§ Aim
Reproduce the records line for line, from their very first line through the line containing "redacted-name-blur [573, 154, 663, 185]", with both of those lines included.

********************

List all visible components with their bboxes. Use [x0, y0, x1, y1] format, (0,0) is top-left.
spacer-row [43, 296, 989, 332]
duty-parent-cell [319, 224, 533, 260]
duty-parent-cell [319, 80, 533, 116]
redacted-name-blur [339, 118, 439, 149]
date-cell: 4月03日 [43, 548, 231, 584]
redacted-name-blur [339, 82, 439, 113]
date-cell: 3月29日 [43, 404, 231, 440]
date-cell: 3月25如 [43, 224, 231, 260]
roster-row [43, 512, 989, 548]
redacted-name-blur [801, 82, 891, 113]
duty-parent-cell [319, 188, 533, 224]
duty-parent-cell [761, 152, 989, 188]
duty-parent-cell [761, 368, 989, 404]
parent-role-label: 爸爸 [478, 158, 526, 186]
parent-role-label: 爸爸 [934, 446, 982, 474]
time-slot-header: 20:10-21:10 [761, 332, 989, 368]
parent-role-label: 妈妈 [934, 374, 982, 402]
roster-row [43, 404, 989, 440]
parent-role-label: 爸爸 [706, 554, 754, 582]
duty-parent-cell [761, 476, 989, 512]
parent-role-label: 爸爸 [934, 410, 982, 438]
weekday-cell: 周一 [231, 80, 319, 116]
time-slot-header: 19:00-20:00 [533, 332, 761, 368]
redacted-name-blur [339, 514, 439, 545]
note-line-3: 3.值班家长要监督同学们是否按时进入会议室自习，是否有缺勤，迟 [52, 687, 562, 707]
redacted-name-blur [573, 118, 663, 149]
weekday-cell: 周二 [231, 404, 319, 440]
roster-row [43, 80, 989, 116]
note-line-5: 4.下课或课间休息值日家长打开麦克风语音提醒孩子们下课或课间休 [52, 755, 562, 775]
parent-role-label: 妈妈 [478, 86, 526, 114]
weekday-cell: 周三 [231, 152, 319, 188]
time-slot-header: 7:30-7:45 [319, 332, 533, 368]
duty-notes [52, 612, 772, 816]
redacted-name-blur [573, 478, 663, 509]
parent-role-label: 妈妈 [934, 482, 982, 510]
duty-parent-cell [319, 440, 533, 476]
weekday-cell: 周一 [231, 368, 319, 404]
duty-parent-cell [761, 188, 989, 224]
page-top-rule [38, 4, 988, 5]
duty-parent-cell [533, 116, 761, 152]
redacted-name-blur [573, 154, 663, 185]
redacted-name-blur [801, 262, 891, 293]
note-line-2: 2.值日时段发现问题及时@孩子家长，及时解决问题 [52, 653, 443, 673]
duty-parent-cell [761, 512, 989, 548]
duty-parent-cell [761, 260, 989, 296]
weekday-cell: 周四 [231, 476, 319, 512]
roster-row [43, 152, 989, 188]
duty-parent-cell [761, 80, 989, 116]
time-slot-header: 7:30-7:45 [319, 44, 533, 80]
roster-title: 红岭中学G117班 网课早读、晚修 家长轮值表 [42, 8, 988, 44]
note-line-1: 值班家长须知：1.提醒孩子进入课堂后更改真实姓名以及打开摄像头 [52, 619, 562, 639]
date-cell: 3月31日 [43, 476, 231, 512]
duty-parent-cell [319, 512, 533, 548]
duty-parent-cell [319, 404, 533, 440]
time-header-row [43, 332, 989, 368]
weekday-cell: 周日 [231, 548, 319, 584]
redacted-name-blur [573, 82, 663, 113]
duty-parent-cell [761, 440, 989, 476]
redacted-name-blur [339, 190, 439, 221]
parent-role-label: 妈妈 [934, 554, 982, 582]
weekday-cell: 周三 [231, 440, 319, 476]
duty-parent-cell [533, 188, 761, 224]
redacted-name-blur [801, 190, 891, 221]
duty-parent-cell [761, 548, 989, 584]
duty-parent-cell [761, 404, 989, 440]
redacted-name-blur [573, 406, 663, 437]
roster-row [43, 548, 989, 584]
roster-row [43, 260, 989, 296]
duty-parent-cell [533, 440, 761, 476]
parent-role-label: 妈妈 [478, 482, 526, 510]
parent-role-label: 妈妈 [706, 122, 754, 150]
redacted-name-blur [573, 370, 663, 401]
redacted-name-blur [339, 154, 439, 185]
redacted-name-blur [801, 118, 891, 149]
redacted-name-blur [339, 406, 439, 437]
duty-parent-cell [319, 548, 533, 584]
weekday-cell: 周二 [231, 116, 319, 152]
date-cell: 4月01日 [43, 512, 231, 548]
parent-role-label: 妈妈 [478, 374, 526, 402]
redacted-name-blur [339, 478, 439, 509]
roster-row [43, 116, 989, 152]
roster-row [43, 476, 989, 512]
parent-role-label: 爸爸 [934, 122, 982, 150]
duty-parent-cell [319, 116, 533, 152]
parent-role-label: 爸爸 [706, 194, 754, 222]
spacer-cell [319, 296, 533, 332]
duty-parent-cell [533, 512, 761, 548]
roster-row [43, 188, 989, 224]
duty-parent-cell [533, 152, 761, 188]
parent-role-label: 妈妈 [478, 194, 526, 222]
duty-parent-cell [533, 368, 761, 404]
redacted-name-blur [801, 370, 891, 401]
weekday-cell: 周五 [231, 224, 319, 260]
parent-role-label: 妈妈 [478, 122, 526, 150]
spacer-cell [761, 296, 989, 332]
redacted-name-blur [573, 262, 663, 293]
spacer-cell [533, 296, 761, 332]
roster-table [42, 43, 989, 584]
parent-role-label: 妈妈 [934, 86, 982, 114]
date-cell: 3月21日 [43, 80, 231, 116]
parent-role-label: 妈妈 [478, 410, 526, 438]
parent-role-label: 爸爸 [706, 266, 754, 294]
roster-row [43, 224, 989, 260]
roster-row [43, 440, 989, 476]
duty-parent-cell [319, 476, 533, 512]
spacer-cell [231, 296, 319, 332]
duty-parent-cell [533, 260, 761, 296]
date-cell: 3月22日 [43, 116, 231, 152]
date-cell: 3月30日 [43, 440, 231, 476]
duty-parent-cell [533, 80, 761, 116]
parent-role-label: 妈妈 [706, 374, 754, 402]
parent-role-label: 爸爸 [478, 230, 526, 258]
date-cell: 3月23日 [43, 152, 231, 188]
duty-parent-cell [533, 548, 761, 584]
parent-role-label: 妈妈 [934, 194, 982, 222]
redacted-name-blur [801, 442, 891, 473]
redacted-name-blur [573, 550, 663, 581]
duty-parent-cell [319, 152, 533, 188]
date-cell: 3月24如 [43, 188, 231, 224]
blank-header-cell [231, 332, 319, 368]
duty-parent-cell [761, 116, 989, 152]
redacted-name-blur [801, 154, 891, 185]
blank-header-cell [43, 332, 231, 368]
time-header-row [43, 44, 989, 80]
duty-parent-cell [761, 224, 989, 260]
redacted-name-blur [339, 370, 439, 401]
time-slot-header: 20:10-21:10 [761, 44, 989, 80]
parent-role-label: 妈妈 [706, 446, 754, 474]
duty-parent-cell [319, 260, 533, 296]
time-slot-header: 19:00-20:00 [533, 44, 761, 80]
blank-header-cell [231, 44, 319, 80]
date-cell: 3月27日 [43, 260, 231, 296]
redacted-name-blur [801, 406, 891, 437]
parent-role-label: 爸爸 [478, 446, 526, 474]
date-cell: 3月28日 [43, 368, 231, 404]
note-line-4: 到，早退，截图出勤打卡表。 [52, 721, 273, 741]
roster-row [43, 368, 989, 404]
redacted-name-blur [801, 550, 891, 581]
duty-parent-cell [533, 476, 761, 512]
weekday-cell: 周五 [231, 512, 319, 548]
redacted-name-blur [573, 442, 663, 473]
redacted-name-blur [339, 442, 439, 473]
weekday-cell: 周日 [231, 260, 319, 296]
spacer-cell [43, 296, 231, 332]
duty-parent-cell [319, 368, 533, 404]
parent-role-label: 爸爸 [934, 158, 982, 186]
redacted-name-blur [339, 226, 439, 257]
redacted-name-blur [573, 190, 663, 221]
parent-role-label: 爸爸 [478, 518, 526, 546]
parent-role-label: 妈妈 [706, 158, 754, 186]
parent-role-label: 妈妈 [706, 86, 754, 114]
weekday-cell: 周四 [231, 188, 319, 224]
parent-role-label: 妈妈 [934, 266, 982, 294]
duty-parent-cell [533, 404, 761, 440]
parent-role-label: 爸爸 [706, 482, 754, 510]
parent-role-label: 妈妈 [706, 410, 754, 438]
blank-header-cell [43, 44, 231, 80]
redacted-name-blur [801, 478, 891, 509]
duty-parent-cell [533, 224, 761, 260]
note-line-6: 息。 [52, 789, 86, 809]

********************

§ The output
List all visible components with their bboxes. Use [x0, y0, x1, y1] format, (0,0) is top-left.
spacer-row [43, 296, 989, 332]
duty-parent-cell [319, 224, 533, 260]
duty-parent-cell [319, 80, 533, 116]
redacted-name-blur [339, 118, 439, 149]
date-cell: 4月03日 [43, 548, 231, 584]
redacted-name-blur [339, 82, 439, 113]
date-cell: 3月29日 [43, 404, 231, 440]
date-cell: 3月25如 [43, 224, 231, 260]
roster-row [43, 512, 989, 548]
redacted-name-blur [801, 82, 891, 113]
duty-parent-cell [319, 188, 533, 224]
duty-parent-cell [761, 152, 989, 188]
duty-parent-cell [761, 368, 989, 404]
parent-role-label: 爸爸 [478, 158, 526, 186]
parent-role-label: 爸爸 [934, 446, 982, 474]
time-slot-header: 20:10-21:10 [761, 332, 989, 368]
parent-role-label: 妈妈 [934, 374, 982, 402]
roster-row [43, 404, 989, 440]
parent-role-label: 爸爸 [706, 554, 754, 582]
duty-parent-cell [761, 476, 989, 512]
parent-role-label: 爸爸 [934, 410, 982, 438]
weekday-cell: 周一 [231, 80, 319, 116]
time-slot-header: 19:00-20:00 [533, 332, 761, 368]
redacted-name-blur [339, 514, 439, 545]
note-line-3: 3.值班家长要监督同学们是否按时进入会议室自习，是否有缺勤，迟 [52, 687, 562, 707]
redacted-name-blur [573, 118, 663, 149]
weekday-cell: 周二 [231, 404, 319, 440]
roster-row [43, 80, 989, 116]
note-line-5: 4.下课或课间休息值日家长打开麦克风语音提醒孩子们下课或课间休 [52, 755, 562, 775]
parent-role-label: 妈妈 [478, 86, 526, 114]
weekday-cell: 周三 [231, 152, 319, 188]
time-slot-header: 7:30-7:45 [319, 332, 533, 368]
duty-notes [52, 612, 772, 816]
redacted-name-blur [573, 478, 663, 509]
parent-role-label: 妈妈 [934, 482, 982, 510]
duty-parent-cell [319, 440, 533, 476]
weekday-cell: 周一 [231, 368, 319, 404]
duty-parent-cell [761, 188, 989, 224]
page-top-rule [38, 4, 988, 5]
duty-parent-cell [533, 116, 761, 152]
redacted-name-blur [573, 154, 663, 185]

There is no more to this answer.